§ **GIVEN INFORMATION**
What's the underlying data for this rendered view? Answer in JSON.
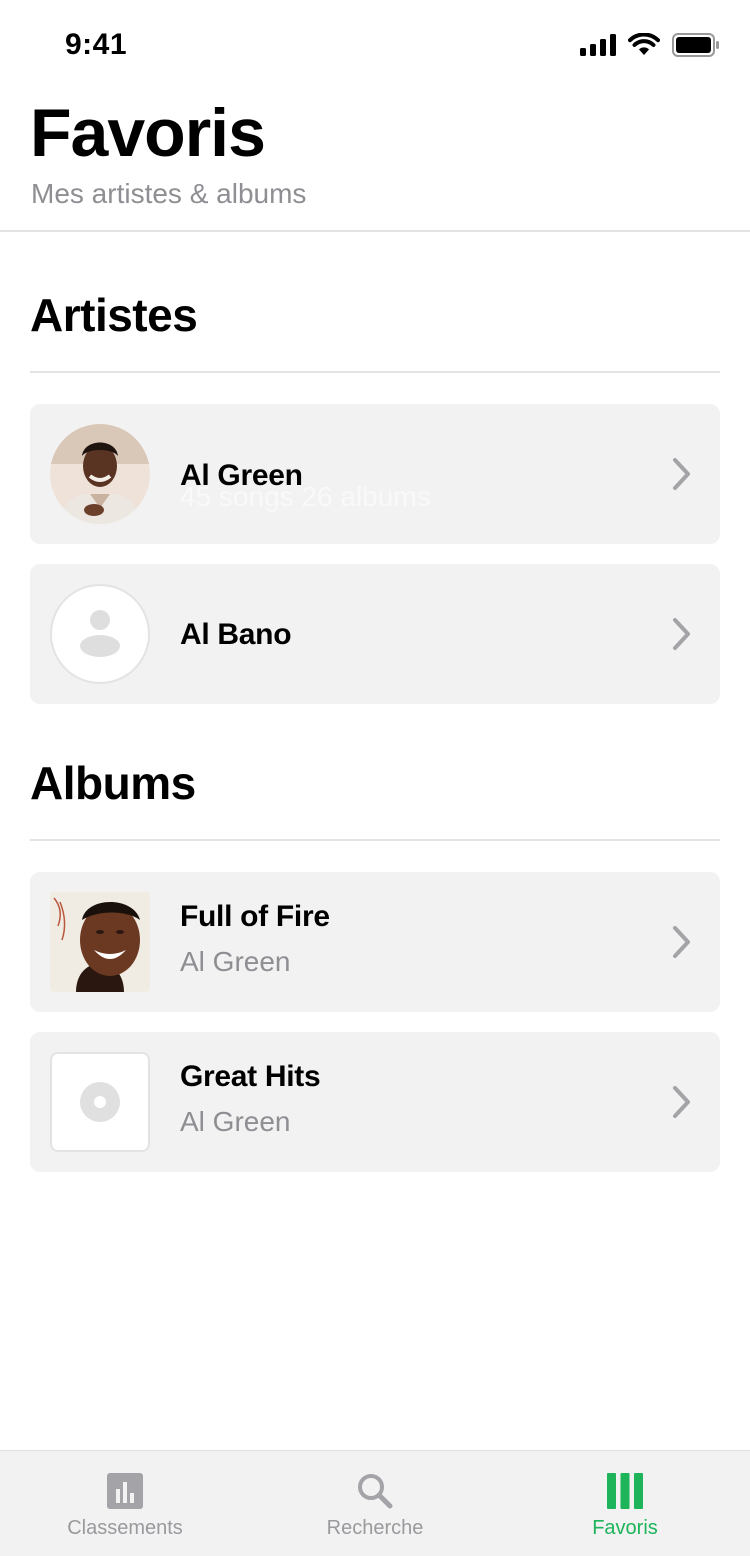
{
  "status_bar": {
    "time": "9:41"
  },
  "header": {
    "title": "Favoris",
    "subtitle": "Mes artistes & albums"
  },
  "sections": {
    "artists_title": "Artistes",
    "albums_title": "Albums"
  },
  "artists": [
    {
      "name": "Al Green",
      "meta": "45 songs 26 albums",
      "photo": "artist-photo"
    },
    {
      "name": "Al Bano",
      "photo": "person-placeholder-icon"
    }
  ],
  "albums": [
    {
      "title": "Full of Fire",
      "artist": "Al Green",
      "cover": "album-cover"
    },
    {
      "title": "Great Hits",
      "artist": "Al Green",
      "cover": "vinyl-placeholder-icon"
    }
  ],
  "tab_bar": {
    "tabs": [
      {
        "label": "Classements",
        "icon": "chart-icon",
        "active": false
      },
      {
        "label": "Recherche",
        "icon": "search-icon",
        "active": false
      },
      {
        "label": "Favoris",
        "icon": "library-icon",
        "active": true
      }
    ]
  },
  "colors": {
    "accent": "#1db45a",
    "card_background": "#f2f2f2",
    "secondary_text": "#8e8e93",
    "inactive_tab": "#9a9a9e"
  }
}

§ **STATED PROBLEM**
Copy the entries exactly. Leave out the images.

§ **SOLUTION TO THE EXERCISE**
What's the underlying data for this rendered view? Answer in JSON.
{
  "status_bar": {
    "time": "9:41"
  },
  "header": {
    "title": "Favoris",
    "subtitle": "Mes artistes & albums"
  },
  "sections": {
    "artists_title": "Artistes",
    "albums_title": "Albums"
  },
  "artists": [
    {
      "name": "Al Green",
      "meta": "45 songs 26 albums",
      "photo": "artist-photo"
    },
    {
      "name": "Al Bano",
      "photo": "person-placeholder-icon"
    }
  ],
  "albums": [
    {
      "title": "Full of Fire",
      "artist": "Al Green",
      "cover": "album-cover"
    },
    {
      "title": "Great Hits",
      "artist": "Al Green",
      "cover": "vinyl-placeholder-icon"
    }
  ],
  "tab_bar": {
    "tabs": [
      {
        "label": "Classements",
        "icon": "chart-icon",
        "active": false
      },
      {
        "label": "Recherche",
        "icon": "search-icon",
        "active": false
      },
      {
        "label": "Favoris",
        "icon": "library-icon",
        "active": true
      }
    ]
  },
  "colors": {
    "accent": "#1db45a",
    "card_background": "#f2f2f2",
    "secondary_text": "#8e8e93",
    "inactive_tab": "#9a9a9e"
  }
}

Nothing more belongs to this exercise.